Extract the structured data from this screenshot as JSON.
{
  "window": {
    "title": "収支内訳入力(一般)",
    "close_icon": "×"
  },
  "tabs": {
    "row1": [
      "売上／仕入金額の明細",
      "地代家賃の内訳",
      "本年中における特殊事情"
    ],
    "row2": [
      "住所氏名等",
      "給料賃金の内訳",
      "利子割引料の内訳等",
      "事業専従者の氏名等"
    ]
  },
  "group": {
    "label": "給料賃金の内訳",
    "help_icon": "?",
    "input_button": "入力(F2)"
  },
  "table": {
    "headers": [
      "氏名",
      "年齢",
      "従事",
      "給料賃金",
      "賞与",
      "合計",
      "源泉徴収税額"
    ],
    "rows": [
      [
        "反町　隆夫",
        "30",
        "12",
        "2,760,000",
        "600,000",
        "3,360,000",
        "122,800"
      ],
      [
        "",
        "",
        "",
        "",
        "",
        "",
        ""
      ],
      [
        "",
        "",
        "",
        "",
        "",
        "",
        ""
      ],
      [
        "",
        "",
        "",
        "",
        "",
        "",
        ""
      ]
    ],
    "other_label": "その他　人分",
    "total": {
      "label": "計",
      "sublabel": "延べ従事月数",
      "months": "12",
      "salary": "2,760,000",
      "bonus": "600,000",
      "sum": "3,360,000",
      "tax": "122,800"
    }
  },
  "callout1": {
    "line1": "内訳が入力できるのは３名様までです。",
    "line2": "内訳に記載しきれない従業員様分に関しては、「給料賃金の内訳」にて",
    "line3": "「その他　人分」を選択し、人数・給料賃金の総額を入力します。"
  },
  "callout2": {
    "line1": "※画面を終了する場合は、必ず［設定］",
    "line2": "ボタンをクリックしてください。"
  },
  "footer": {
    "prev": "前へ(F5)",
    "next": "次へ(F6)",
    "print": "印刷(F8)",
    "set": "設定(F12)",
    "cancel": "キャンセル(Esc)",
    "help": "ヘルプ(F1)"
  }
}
····················
> SET PROBLEM: Without leaving anything out, quote all the data.

> ANSWER BELOW:
Extract the structured data from this screenshot as JSON.
{
  "window": {
    "title": "収支内訳入力(一般)",
    "close_icon": "×"
  },
  "tabs": {
    "row1": [
      "売上／仕入金額の明細",
      "地代家賃の内訳",
      "本年中における特殊事情"
    ],
    "row2": [
      "住所氏名等",
      "給料賃金の内訳",
      "利子割引料の内訳等",
      "事業専従者の氏名等"
    ]
  },
  "group": {
    "label": "給料賃金の内訳",
    "help_icon": "?",
    "input_button": "入力(F2)"
  },
  "table": {
    "headers": [
      "氏名",
      "年齢",
      "従事",
      "給料賃金",
      "賞与",
      "合計",
      "源泉徴収税額"
    ],
    "rows": [
      [
        "反町　隆夫",
        "30",
        "12",
        "2,760,000",
        "600,000",
        "3,360,000",
        "122,800"
      ],
      [
        "",
        "",
        "",
        "",
        "",
        "",
        ""
      ],
      [
        "",
        "",
        "",
        "",
        "",
        "",
        ""
      ],
      [
        "",
        "",
        "",
        "",
        "",
        "",
        ""
      ]
    ],
    "other_label": "その他　人分",
    "total": {
      "label": "計",
      "sublabel": "延べ従事月数",
      "months": "12",
      "salary": "2,760,000",
      "bonus": "600,000",
      "sum": "3,360,000",
      "tax": "122,800"
    }
  },
  "callout1": {
    "line1": "内訳が入力できるのは３名様までです。",
    "line2": "内訳に記載しきれない従業員様分に関しては、「給料賃金の内訳」にて",
    "line3": "「その他　人分」を選択し、人数・給料賃金の総額を入力します。"
  },
  "callout2": {
    "line1": "※画面を終了する場合は、必ず［設定］",
    "line2": "ボタンをクリックしてください。"
  },
  "footer": {
    "prev": "前へ(F5)",
    "next": "次へ(F6)",
    "print": "印刷(F8)",
    "set": "設定(F12)",
    "cancel": "キャンセル(Esc)",
    "help": "ヘルプ(F1)"
  }
}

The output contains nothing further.